The task:
Report the number of lines in these entries that contain "this". Write only the number.

Provided information:
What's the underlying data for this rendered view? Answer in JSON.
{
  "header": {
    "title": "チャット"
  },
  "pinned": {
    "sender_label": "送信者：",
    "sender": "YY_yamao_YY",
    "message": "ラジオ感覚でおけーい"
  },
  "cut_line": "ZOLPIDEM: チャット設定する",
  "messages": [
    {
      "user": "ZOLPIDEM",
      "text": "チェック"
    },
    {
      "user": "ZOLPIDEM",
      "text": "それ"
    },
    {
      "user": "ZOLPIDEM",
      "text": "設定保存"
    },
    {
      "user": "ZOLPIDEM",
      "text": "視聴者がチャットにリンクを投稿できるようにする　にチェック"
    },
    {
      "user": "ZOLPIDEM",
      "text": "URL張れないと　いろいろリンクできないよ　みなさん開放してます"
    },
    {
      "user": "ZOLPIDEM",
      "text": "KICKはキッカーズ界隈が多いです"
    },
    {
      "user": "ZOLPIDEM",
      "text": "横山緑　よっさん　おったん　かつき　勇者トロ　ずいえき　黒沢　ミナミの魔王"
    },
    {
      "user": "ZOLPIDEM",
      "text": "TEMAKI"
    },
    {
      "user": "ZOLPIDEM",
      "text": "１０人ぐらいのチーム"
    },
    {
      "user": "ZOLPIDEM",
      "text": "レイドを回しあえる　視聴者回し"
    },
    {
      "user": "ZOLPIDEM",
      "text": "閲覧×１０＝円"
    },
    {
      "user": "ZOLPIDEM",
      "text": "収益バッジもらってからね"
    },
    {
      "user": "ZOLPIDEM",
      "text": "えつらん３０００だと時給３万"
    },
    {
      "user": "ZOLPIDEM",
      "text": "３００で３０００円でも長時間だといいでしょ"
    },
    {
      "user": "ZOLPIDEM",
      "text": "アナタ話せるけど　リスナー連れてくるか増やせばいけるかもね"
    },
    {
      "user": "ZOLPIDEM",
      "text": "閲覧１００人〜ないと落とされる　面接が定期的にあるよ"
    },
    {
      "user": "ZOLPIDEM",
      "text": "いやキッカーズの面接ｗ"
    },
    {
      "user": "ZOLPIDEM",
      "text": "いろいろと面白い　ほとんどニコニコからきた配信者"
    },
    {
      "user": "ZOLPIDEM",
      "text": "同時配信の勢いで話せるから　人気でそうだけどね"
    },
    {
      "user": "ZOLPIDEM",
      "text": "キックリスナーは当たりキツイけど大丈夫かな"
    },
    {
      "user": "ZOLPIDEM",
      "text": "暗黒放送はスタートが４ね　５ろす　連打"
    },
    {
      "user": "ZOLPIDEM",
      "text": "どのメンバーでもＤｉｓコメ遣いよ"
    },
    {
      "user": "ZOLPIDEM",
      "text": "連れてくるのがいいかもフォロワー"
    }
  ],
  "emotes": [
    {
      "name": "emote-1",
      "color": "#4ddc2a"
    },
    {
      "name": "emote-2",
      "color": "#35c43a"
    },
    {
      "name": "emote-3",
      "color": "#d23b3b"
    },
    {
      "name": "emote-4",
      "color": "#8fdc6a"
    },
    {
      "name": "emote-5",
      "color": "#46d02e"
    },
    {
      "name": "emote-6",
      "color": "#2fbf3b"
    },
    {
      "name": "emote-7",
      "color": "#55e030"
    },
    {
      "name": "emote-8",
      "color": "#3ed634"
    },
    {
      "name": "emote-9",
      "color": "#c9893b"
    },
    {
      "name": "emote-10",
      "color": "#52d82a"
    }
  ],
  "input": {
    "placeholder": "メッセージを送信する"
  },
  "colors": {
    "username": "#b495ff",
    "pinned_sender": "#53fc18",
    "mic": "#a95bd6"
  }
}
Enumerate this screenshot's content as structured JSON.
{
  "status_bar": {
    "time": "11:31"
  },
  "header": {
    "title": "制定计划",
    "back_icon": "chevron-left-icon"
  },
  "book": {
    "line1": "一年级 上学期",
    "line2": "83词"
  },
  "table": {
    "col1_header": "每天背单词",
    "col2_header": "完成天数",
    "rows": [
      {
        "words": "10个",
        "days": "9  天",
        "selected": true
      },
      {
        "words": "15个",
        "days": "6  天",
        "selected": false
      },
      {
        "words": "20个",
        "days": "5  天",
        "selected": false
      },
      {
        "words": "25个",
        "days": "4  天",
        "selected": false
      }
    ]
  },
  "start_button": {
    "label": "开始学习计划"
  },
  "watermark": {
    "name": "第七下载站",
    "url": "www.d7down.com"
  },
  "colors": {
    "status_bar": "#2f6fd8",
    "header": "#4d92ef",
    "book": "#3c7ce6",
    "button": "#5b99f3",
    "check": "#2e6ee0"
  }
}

Reply to the exercise:
2